> **EXERCISE BRIEF**
Copy out each line of the material below that holds the string "only".

> **THE INPUT**
-------------------------

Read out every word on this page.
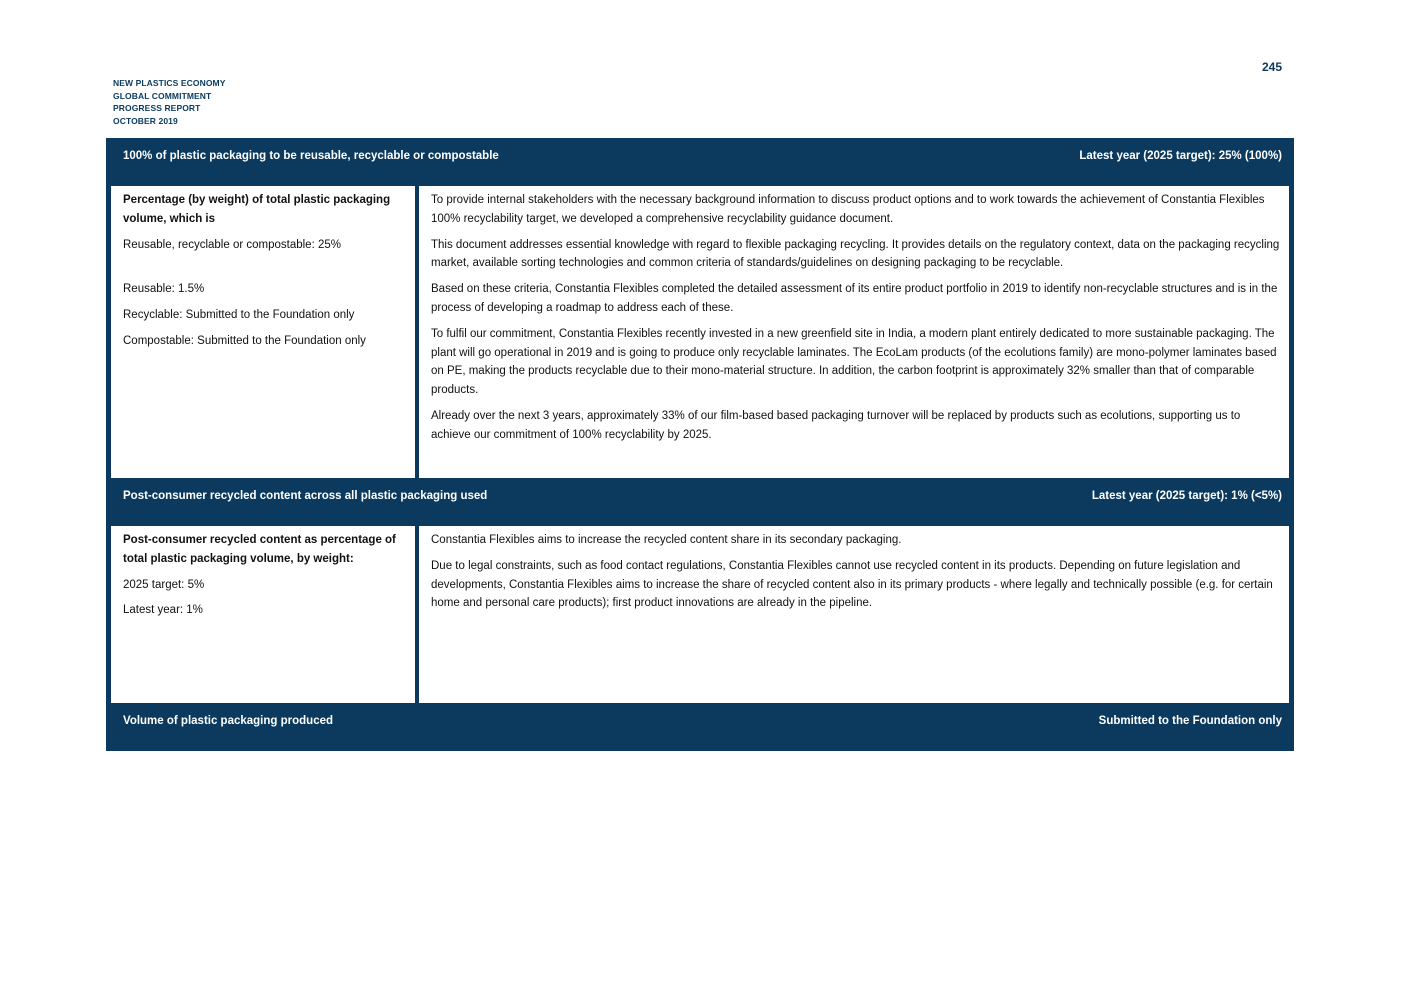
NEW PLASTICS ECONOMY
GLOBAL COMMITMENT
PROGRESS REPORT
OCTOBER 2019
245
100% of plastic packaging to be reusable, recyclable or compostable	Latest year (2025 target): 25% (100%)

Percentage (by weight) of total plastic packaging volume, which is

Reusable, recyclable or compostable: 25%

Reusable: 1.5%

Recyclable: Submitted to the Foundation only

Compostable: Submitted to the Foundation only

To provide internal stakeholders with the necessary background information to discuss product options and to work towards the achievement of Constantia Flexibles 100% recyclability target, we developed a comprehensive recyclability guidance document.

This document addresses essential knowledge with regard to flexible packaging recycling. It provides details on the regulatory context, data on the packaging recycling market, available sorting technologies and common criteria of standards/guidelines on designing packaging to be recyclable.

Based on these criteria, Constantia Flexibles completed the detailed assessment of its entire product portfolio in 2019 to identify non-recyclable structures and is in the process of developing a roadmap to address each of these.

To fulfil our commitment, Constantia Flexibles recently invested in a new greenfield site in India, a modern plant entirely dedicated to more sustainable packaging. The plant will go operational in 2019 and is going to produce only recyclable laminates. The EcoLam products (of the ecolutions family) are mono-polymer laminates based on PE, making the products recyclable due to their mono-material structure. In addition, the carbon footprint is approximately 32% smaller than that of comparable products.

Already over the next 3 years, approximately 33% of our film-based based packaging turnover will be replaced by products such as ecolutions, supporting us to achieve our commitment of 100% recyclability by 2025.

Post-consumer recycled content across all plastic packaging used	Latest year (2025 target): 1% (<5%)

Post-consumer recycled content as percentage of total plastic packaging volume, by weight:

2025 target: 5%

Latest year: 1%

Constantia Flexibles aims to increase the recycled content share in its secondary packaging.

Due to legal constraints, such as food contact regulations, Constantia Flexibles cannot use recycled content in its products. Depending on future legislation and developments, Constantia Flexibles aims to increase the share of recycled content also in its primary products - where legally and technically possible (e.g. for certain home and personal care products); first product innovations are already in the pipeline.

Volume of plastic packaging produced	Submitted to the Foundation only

-------------------------

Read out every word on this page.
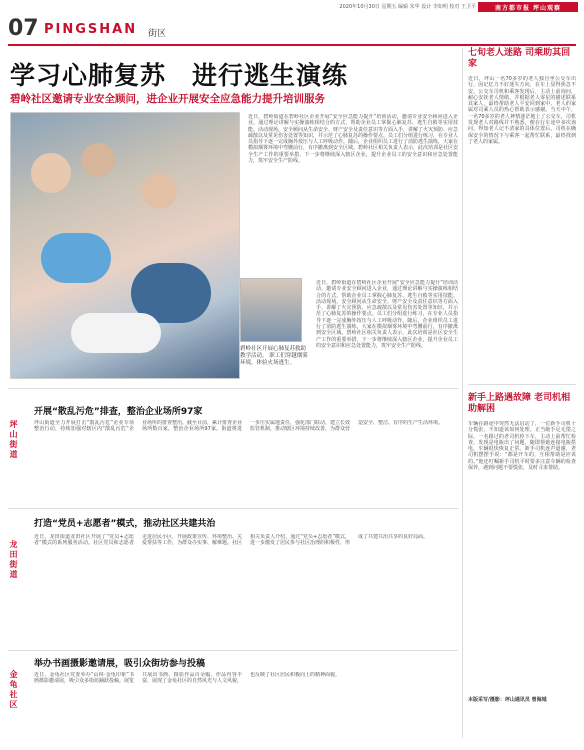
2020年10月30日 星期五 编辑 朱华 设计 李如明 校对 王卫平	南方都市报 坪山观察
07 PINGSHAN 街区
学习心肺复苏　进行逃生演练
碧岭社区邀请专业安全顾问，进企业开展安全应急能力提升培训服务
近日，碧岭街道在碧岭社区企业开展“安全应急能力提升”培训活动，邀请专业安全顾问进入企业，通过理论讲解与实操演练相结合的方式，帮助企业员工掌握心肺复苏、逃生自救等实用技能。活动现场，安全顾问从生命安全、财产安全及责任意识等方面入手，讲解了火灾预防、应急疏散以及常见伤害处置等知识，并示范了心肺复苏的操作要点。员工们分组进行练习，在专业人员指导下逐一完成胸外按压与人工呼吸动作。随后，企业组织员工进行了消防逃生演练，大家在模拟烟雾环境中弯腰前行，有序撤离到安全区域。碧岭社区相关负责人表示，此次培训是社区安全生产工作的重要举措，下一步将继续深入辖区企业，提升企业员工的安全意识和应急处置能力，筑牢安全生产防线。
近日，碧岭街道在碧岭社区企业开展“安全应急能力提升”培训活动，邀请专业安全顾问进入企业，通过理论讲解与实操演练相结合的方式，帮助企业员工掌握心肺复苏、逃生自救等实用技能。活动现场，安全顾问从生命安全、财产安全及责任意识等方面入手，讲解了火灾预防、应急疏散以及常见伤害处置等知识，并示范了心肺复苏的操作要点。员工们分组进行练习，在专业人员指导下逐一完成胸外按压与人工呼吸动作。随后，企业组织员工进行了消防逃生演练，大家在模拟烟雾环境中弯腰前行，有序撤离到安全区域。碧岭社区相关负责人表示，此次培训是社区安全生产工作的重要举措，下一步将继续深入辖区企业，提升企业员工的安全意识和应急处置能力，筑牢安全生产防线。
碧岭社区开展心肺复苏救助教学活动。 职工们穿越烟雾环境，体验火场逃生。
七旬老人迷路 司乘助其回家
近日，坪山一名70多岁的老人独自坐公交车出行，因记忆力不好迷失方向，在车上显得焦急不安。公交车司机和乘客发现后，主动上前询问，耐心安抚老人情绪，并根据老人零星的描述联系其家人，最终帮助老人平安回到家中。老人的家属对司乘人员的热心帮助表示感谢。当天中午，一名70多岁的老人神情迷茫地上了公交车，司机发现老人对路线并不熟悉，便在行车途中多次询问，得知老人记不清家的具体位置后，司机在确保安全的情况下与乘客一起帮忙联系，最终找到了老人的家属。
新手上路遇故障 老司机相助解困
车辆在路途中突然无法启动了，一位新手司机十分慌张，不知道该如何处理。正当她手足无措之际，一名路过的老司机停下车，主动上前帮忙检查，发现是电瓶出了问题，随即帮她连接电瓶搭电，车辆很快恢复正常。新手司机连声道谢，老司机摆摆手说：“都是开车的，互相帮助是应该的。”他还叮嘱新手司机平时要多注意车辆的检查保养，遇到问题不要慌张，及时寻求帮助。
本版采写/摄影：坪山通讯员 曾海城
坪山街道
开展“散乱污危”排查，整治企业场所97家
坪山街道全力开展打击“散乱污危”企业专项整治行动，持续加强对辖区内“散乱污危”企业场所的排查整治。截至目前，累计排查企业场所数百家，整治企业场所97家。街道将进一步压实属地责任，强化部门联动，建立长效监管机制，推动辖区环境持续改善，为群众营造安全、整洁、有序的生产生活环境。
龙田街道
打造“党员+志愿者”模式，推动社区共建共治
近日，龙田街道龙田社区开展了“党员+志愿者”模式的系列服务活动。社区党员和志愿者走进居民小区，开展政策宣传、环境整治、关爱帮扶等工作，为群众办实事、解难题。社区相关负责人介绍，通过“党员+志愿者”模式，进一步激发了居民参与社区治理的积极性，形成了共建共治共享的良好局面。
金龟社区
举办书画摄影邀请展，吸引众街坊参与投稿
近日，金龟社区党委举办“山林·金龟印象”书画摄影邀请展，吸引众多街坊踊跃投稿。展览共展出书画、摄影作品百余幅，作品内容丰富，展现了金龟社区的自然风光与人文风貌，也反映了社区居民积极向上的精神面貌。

-------------------------

> **COMPLETE OUTPUT**
Recyclable: Submitted to the Foundation only
Compostable: Submitted to the Foundation only
To fulfil our commitment, Constantia Flexibles recently invested in a new greenfield site in India, a modern plant entirely dedicated to more sustainable packaging. The plant will go operational in 2019 and is going to produce only recyclable laminates. The EcoLam products (of the ecolutions family) are mono-polymer laminates based on PE, making the products recyclable due to their mono-material structure. In addition, the carbon footprint is approximately 32% smaller than that of comparable products.
Volume of plastic packaging produced	Submitted to the Foundation only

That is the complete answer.